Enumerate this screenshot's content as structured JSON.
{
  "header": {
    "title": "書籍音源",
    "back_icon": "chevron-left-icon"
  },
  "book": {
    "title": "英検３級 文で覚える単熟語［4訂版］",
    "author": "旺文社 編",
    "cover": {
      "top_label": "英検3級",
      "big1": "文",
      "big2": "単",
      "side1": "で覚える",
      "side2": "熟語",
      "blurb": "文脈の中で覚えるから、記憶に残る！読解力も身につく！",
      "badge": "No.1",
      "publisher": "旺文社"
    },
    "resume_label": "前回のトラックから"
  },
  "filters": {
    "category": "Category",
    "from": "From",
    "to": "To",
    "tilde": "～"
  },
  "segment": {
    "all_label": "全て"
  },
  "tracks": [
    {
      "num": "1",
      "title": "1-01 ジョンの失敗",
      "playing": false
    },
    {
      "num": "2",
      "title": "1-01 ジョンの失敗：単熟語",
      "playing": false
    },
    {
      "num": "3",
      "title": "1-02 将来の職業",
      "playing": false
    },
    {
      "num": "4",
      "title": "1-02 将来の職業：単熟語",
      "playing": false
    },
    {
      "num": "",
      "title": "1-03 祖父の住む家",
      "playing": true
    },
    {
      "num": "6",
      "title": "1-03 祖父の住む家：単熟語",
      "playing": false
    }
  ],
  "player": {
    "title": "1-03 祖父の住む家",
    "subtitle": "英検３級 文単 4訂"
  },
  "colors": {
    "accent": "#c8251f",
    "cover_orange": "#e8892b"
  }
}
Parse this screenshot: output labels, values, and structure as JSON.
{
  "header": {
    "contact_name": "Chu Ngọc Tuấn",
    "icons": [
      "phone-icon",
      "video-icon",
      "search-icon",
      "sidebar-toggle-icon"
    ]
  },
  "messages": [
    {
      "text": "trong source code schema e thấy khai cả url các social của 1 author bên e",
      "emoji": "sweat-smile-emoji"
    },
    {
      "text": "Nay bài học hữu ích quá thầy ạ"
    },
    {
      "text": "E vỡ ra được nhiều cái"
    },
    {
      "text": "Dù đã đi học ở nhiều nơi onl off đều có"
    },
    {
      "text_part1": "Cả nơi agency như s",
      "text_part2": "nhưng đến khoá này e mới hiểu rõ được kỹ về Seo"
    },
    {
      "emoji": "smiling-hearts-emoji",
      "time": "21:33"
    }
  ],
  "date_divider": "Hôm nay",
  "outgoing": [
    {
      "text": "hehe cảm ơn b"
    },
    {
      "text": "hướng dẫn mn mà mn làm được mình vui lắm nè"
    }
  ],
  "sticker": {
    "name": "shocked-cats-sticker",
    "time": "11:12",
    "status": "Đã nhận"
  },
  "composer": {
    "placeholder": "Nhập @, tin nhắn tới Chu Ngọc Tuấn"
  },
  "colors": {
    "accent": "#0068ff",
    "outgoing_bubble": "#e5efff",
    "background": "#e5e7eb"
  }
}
···
» Given instruction
Transcribe the material above word for word.

» Response
Enumerate this screenshot's content as structured JSON.
{
  "header": {
    "title": "書籍音源",
    "back_icon": "chevron-left-icon"
  },
  "book": {
    "title": "英検３級 文で覚える単熟語［4訂版］",
    "author": "旺文社 編",
    "cover": {
      "top_label": "英検3級",
      "big1": "文",
      "big2": "単",
      "side1": "で覚える",
      "side2": "熟語",
      "blurb": "文脈の中で覚えるから、記憶に残る！読解力も身につく！",
      "badge": "No.1",
      "publisher": "旺文社"
    },
    "resume_label": "前回のトラックから"
  },
  "filters": {
    "category": "Category",
    "from": "From",
    "to": "To",
    "tilde": "～"
  },
  "segment": {
    "all_label": "全て"
  },
  "tracks": [
    {
      "num": "1",
      "title": "1-01 ジョンの失敗",
      "playing": false
    },
    {
      "num": "2",
      "title": "1-01 ジョンの失敗：単熟語",
      "playing": false
    },
    {
      "num": "3",
      "title": "1-02 将来の職業",
      "playing": false
    },
    {
      "num": "4",
      "title": "1-02 将来の職業：単熟語",
      "playing": false
    },
    {
      "num": "",
      "title": "1-03 祖父の住む家",
      "playing": true
    },
    {
      "num": "6",
      "title": "1-03 祖父の住む家：単熟語",
      "playing": false
    }
  ],
  "player": {
    "title": "1-03 祖父の住む家",
    "subtitle": "英検３級 文単 4訂"
  },
  "colors": {
    "accent": "#c8251f",
    "cover_orange": "#e8892b"
  }
}
Parse this screenshot: output labels, values, and structure as JSON.
{
  "header": {
    "contact_name": "Chu Ngọc Tuấn",
    "icons": [
      "phone-icon",
      "video-icon",
      "search-icon",
      "sidebar-toggle-icon"
    ]
  },
  "messages": [
    {
      "text": "trong source code schema e thấy khai cả url các social của 1 author bên e",
      "emoji": "sweat-smile-emoji"
    },
    {
      "text": "Nay bài học hữu ích quá thầy ạ"
    },
    {
      "text": "E vỡ ra được nhiều cái"
    },
    {
      "text": "Dù đã đi học ở nhiều nơi onl off đều có"
    },
    {
      "text_part1": "Cả nơi agency như s",
      "text_part2": "nhưng đến khoá này e mới hiểu rõ được kỹ về Seo"
    },
    {
      "emoji": "smiling-hearts-emoji",
      "time": "21:33"
    }
  ],
  "date_divider": "Hôm nay",
  "outgoing": [
    {
      "text": "hehe cảm ơn b"
    },
    {
      "text": "hướng dẫn mn mà mn làm được mình vui lắm nè"
    }
  ],
  "sticker": {
    "name": "shocked-cats-sticker",
    "time": "11:12",
    "status": "Đã nhận"
  },
  "composer": {
    "placeholder": "Nhập @, tin nhắn tới Chu Ngọc Tuấn"
  },
  "colors": {
    "accent": "#0068ff",
    "outgoing_bubble": "#e5efff",
    "background": "#e5e7eb"
  }
}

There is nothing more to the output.